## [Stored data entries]
-- start --

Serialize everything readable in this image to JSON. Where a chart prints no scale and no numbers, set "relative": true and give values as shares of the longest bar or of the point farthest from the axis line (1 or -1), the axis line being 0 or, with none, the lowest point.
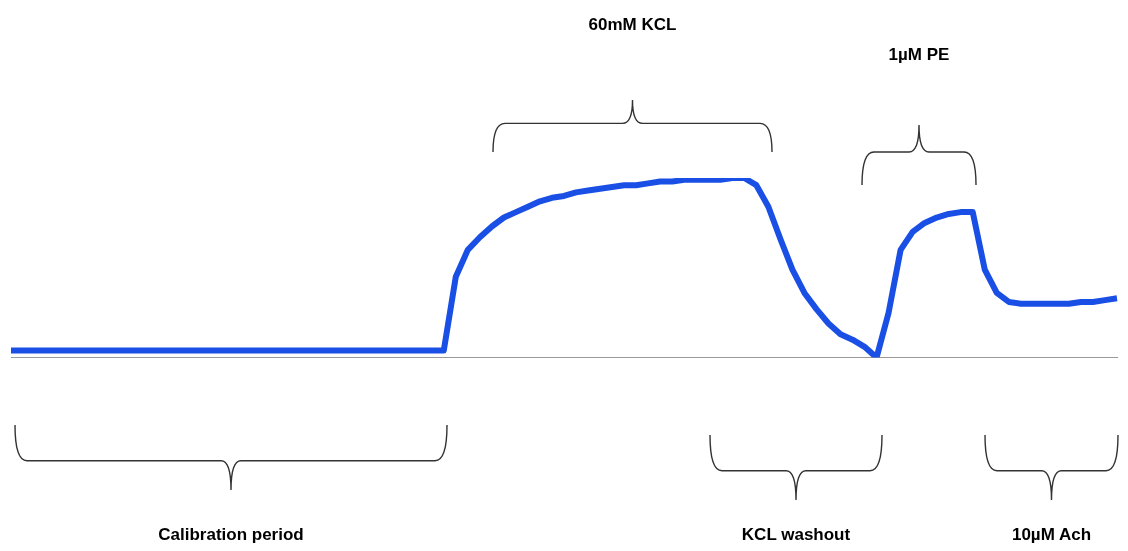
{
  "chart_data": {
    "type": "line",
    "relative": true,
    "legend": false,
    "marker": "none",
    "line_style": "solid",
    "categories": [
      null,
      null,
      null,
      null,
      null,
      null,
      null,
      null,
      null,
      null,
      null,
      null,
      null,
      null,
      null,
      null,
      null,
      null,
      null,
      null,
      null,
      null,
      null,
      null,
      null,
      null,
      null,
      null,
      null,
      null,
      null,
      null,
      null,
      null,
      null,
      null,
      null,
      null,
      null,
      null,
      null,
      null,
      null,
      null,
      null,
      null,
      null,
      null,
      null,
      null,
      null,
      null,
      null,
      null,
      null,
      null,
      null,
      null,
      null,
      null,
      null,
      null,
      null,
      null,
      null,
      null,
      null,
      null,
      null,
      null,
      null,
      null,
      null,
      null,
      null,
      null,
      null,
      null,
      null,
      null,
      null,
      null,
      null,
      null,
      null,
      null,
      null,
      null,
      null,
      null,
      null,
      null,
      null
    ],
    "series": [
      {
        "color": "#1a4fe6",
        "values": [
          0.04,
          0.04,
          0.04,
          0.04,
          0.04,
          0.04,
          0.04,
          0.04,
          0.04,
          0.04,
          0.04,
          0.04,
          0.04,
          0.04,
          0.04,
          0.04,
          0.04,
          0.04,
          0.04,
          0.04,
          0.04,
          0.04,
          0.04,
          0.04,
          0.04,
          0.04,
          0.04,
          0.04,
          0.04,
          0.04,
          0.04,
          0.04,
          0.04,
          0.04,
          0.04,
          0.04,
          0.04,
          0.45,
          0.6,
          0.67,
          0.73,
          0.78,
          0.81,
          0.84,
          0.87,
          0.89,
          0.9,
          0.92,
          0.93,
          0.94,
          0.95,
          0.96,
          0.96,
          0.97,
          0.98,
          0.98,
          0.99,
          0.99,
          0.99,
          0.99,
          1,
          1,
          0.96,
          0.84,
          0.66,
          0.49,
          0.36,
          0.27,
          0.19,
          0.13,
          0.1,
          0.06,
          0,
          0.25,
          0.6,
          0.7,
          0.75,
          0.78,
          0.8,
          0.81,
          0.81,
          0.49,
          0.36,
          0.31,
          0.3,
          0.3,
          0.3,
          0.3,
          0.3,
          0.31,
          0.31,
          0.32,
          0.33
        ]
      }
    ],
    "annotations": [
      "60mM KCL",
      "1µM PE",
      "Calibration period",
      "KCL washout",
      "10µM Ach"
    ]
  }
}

-- end --
-- start --

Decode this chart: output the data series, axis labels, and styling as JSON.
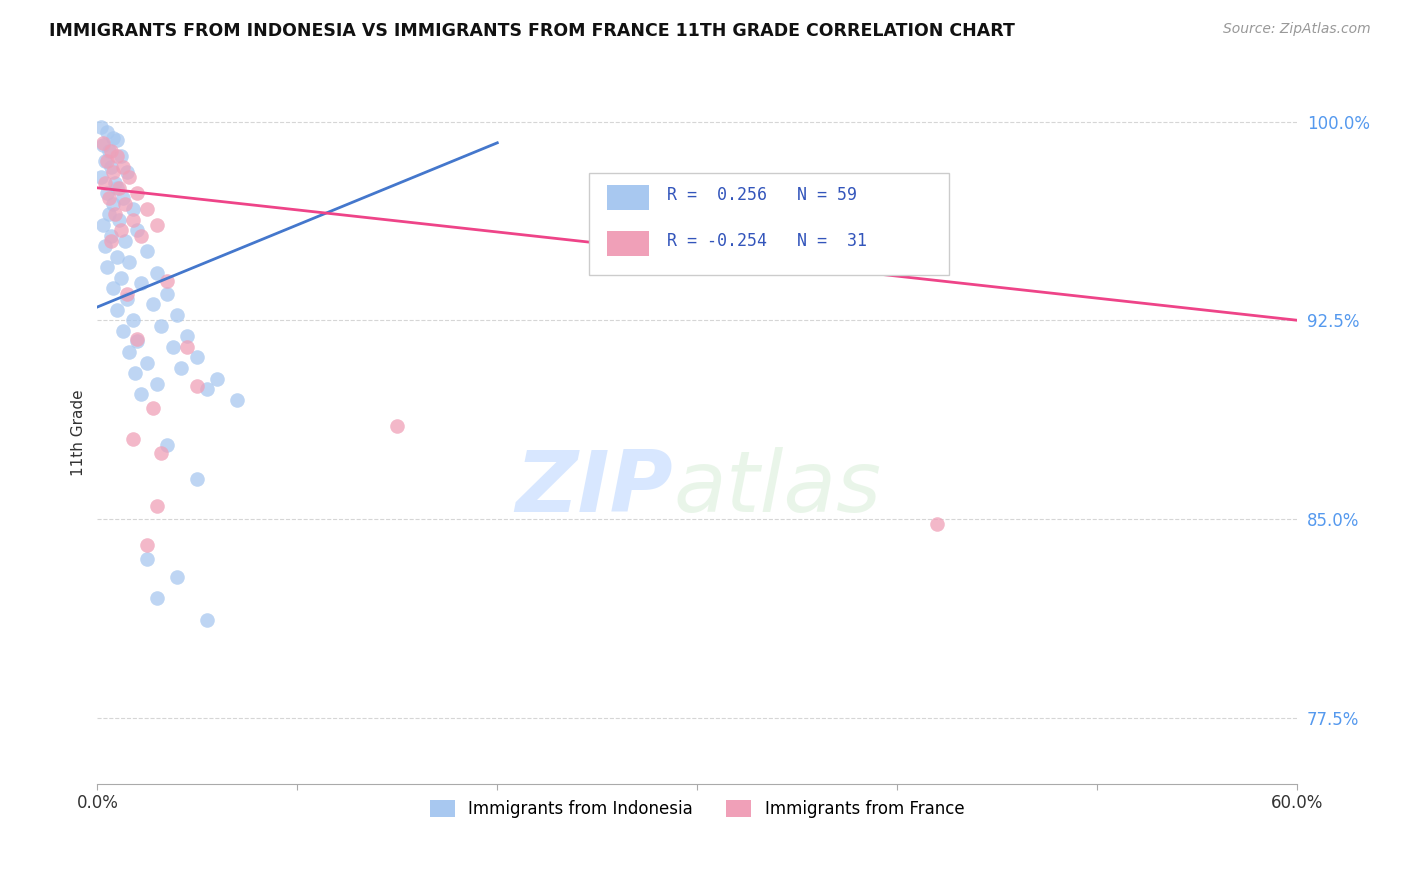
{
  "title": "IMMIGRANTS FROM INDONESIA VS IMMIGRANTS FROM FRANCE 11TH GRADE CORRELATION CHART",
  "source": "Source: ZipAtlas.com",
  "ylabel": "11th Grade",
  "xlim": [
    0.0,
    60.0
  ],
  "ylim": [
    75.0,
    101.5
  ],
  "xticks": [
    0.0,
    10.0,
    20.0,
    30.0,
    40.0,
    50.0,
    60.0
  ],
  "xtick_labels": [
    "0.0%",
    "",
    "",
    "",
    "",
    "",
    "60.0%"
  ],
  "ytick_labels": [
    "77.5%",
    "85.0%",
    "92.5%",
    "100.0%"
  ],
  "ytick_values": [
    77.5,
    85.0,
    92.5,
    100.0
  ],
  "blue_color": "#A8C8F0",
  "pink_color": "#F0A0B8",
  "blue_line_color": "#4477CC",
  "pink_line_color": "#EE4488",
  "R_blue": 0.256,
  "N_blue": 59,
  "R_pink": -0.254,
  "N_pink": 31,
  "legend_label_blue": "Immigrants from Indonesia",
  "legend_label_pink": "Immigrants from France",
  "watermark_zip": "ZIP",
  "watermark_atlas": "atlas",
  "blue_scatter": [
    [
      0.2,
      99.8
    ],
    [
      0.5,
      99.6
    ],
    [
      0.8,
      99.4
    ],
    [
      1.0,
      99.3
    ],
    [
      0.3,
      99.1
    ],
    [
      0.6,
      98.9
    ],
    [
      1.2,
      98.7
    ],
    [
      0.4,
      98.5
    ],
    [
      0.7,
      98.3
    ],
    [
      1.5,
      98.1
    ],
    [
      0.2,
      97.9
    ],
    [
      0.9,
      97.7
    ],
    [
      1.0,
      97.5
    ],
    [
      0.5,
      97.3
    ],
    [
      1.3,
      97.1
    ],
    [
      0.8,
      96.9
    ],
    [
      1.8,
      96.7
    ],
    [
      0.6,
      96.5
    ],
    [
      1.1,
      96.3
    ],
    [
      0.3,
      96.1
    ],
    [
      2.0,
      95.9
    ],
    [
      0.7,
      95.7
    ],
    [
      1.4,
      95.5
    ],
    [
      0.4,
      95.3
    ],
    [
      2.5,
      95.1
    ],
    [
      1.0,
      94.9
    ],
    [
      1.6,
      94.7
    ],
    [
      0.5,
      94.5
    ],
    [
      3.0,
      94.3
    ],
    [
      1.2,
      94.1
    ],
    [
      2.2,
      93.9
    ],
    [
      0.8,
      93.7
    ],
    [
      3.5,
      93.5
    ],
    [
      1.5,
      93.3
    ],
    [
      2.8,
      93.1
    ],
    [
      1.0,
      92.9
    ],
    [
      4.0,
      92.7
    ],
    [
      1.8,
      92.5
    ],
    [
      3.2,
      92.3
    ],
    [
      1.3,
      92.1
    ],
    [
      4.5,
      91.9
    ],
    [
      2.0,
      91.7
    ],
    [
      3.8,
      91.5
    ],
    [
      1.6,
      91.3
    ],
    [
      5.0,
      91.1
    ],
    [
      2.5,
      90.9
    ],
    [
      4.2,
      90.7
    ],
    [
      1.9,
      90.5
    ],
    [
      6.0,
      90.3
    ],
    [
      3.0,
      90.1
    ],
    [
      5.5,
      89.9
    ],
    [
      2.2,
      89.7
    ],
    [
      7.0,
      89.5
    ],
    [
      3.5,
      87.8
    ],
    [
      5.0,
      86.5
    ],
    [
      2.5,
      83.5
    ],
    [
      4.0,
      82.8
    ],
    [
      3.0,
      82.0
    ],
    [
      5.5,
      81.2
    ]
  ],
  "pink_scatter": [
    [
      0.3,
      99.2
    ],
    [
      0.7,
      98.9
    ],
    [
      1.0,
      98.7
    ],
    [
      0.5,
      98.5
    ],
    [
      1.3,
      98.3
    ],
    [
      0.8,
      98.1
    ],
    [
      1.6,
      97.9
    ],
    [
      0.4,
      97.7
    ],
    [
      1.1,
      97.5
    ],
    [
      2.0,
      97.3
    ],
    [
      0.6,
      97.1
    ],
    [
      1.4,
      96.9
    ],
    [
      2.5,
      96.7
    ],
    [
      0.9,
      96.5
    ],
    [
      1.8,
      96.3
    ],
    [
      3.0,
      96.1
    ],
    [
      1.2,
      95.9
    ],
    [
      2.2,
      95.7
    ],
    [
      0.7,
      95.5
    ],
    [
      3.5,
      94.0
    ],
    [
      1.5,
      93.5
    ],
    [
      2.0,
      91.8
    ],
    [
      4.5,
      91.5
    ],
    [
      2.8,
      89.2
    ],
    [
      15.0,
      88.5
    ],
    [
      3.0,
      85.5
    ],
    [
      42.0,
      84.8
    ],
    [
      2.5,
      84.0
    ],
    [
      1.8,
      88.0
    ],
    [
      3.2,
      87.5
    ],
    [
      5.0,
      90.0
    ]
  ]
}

-- end --

## [EXERCISE REQUIREMENTS]
Read through the entries and copy each line in which "series" appears.

## [SOLUTION TO THIS TASK]
    "series": [
Decode this chart: output the data series, axis labels, and styling as JSON.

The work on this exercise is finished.